* _Task_
Type out the material below exactly.

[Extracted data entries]
○ ○ ○ ○ ○

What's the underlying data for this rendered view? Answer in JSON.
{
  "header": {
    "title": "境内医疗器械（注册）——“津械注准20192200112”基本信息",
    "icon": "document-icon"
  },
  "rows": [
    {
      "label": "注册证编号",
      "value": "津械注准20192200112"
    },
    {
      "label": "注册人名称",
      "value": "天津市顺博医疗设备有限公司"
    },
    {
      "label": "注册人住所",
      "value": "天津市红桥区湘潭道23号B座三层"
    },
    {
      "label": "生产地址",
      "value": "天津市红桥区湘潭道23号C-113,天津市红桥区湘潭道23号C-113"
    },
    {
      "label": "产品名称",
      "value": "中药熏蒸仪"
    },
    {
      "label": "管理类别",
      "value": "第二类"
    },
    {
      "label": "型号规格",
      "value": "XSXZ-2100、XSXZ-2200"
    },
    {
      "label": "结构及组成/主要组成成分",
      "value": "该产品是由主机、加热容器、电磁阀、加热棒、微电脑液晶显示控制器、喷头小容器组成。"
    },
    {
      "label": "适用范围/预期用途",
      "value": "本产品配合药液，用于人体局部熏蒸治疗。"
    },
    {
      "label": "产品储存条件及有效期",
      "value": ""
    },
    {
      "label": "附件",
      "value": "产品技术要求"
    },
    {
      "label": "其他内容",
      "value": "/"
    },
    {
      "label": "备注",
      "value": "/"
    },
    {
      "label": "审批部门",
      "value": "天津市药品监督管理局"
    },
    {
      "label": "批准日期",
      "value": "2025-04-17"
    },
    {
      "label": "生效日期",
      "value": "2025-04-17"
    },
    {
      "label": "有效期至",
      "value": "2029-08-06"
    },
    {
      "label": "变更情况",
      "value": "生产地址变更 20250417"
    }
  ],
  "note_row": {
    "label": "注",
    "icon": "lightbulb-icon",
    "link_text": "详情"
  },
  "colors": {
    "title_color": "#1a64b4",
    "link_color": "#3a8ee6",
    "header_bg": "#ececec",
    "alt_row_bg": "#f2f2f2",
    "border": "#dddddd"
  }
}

○ ○ ○ ○ ○

* _Result of the task_
What's the underlying data for this rendered view? Answer in JSON.
{
  "header": {
    "title": "境内医疗器械（注册）——“津械注准20192200112”基本信息",
    "icon": "document-icon"
  },
  "rows": [
    {
      "label": "注册证编号",
      "value": "津械注准20192200112"
    },
    {
      "label": "注册人名称",
      "value": "天津市顺博医疗设备有限公司"
    },
    {
      "label": "注册人住所",
      "value": "天津市红桥区湘潭道23号B座三层"
    },
    {
      "label": "生产地址",
      "value": "天津市红桥区湘潭道23号C-113,天津市红桥区湘潭道23号C-113"
    },
    {
      "label": "产品名称",
      "value": "中药熏蒸仪"
    },
    {
      "label": "管理类别",
      "value": "第二类"
    },
    {
      "label": "型号规格",
      "value": "XSXZ-2100、XSXZ-2200"
    },
    {
      "label": "结构及组成/主要组成成分",
      "value": "该产品是由主机、加热容器、电磁阀、加热棒、微电脑液晶显示控制器、喷头小容器组成。"
    },
    {
      "label": "适用范围/预期用途",
      "value": "本产品配合药液，用于人体局部熏蒸治疗。"
    },
    {
      "label": "产品储存条件及有效期",
      "value": ""
    },
    {
      "label": "附件",
      "value": "产品技术要求"
    },
    {
      "label": "其他内容",
      "value": "/"
    },
    {
      "label": "备注",
      "value": "/"
    },
    {
      "label": "审批部门",
      "value": "天津市药品监督管理局"
    },
    {
      "label": "批准日期",
      "value": "2025-04-17"
    },
    {
      "label": "生效日期",
      "value": "2025-04-17"
    },
    {
      "label": "有效期至",
      "value": "2029-08-06"
    },
    {
      "label": "变更情况",
      "value": "生产地址变更 20250417"
    }
  ],
  "note_row": {
    "label": "注",
    "icon": "lightbulb-icon",
    "link_text": "详情"
  },
  "colors": {
    "title_color": "#1a64b4",
    "link_color": "#3a8ee6",
    "header_bg": "#ececec",
    "alt_row_bg": "#f2f2f2",
    "border": "#dddddd"
  }
}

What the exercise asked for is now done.